DATASET ENTRIES:
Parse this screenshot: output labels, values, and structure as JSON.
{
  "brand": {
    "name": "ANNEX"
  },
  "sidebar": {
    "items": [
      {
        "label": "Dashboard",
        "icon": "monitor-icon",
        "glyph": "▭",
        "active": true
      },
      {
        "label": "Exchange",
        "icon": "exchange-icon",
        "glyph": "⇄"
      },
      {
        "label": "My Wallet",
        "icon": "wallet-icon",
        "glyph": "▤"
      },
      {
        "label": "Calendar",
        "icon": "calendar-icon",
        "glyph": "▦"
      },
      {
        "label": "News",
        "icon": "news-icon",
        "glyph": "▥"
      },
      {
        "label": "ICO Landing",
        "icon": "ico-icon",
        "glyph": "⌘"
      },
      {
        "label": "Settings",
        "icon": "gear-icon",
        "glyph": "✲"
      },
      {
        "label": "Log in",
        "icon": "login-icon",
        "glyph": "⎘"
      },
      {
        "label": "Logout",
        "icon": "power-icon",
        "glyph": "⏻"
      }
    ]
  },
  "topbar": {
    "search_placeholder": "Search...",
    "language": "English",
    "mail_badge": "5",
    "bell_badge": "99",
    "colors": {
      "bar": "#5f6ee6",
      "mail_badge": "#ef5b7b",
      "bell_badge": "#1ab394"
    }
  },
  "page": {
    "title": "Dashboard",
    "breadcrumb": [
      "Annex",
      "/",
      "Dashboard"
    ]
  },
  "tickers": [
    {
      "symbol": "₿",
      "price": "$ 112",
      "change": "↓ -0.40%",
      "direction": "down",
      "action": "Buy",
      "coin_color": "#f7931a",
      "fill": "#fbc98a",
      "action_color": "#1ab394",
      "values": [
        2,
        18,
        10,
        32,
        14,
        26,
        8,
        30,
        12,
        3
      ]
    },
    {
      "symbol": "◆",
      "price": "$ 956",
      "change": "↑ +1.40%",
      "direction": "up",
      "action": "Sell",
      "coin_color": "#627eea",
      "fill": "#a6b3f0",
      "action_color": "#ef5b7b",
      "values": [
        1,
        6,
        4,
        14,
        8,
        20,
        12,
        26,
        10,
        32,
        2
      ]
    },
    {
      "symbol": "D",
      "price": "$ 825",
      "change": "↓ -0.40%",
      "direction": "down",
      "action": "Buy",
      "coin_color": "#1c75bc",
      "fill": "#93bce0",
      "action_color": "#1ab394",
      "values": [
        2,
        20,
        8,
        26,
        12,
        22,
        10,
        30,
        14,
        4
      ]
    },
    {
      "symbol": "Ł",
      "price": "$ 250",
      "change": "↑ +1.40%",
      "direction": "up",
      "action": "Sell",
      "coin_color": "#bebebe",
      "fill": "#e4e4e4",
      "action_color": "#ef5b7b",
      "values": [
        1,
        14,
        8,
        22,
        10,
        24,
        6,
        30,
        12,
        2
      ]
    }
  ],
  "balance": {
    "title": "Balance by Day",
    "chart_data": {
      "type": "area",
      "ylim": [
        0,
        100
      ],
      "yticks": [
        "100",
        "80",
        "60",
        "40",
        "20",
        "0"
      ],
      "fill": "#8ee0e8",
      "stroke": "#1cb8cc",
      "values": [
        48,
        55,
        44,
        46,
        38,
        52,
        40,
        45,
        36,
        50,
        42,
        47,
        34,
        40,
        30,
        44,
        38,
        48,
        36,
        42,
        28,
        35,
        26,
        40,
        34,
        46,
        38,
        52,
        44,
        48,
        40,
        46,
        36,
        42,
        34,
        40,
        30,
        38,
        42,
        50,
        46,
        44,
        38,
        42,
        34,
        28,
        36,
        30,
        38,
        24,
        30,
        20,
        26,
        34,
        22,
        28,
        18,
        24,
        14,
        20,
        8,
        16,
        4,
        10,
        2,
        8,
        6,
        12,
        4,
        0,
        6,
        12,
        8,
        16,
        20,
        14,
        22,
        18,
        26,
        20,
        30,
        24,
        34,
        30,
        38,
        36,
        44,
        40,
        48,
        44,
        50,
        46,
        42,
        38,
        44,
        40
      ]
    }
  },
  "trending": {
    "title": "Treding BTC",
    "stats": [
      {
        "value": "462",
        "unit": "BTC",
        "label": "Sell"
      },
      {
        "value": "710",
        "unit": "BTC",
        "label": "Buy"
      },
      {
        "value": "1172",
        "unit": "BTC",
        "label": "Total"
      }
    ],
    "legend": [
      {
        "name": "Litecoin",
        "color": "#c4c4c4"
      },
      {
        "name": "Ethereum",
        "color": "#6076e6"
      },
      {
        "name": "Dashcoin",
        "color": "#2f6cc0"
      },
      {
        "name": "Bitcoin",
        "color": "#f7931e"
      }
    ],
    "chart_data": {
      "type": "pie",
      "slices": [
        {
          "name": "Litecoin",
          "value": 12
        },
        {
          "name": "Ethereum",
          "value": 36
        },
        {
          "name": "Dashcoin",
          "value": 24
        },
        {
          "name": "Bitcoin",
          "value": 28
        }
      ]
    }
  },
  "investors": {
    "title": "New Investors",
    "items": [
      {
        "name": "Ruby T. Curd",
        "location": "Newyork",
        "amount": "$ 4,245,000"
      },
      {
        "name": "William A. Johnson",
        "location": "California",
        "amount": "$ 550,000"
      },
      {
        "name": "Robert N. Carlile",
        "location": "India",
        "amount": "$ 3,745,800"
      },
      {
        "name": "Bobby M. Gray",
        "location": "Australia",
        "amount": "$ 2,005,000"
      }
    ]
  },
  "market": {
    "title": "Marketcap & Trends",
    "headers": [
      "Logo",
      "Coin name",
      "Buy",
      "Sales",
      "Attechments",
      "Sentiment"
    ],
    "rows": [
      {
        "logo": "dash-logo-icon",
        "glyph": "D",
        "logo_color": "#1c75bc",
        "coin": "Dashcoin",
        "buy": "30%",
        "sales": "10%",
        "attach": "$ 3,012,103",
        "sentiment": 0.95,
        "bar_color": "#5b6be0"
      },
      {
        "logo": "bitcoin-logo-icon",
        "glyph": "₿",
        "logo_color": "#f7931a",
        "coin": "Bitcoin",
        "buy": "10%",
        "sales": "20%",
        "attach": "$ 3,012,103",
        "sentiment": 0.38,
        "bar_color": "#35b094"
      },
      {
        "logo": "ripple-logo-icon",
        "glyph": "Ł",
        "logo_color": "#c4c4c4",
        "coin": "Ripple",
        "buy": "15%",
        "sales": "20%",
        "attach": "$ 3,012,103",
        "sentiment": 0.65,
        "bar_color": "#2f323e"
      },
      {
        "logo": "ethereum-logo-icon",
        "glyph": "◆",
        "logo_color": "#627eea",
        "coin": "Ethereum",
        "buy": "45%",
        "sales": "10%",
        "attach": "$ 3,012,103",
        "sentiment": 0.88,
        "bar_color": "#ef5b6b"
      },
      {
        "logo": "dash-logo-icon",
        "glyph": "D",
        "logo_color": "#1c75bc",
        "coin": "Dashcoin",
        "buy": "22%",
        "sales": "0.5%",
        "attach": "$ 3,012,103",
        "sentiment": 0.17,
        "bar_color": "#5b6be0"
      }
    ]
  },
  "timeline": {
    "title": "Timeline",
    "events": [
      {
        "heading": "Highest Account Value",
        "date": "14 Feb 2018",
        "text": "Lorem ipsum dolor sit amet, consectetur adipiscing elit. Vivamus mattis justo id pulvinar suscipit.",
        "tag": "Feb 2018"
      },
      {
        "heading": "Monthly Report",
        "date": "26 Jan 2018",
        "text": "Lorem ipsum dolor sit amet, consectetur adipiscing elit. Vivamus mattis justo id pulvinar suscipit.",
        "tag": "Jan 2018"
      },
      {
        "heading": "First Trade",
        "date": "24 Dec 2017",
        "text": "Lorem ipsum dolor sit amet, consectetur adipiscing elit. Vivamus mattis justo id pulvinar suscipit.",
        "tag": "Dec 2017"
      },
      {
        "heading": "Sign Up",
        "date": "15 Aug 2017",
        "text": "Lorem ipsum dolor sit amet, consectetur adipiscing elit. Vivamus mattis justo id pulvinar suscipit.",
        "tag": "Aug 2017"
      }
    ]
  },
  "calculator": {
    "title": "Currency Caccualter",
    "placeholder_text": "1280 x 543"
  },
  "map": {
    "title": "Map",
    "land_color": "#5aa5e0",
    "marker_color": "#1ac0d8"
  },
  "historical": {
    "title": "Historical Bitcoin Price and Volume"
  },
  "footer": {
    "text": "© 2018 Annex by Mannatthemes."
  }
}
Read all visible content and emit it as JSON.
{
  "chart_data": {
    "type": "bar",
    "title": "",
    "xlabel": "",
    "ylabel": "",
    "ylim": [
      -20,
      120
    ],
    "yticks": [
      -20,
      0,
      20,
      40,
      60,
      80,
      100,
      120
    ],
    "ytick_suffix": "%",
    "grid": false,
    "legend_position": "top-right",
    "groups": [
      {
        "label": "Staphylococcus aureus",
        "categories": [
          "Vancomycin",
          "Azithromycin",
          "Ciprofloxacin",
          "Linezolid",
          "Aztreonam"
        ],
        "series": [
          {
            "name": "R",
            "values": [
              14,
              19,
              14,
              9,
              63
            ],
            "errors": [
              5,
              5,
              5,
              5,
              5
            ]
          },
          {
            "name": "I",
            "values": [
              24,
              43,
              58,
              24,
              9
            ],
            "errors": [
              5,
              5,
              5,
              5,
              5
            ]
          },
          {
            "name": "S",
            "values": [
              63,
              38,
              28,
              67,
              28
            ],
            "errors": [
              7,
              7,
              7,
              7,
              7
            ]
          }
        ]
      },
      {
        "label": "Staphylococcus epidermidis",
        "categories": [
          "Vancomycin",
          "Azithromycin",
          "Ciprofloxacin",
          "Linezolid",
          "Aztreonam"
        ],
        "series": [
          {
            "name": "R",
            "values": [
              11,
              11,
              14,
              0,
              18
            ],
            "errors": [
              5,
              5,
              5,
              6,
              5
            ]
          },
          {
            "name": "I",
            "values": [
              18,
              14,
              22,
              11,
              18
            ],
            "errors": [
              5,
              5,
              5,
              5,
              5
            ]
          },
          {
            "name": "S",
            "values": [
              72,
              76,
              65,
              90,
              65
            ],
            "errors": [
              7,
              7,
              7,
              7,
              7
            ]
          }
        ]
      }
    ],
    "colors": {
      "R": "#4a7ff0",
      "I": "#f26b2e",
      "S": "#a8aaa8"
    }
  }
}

BRIEF:
Pick out the lines above that hold the string "JSON" and show them.

COMPLETE ANSWER:
Parse this screenshot: output labels, values, and structure as JSON.
Read all visible content and emit it as JSON.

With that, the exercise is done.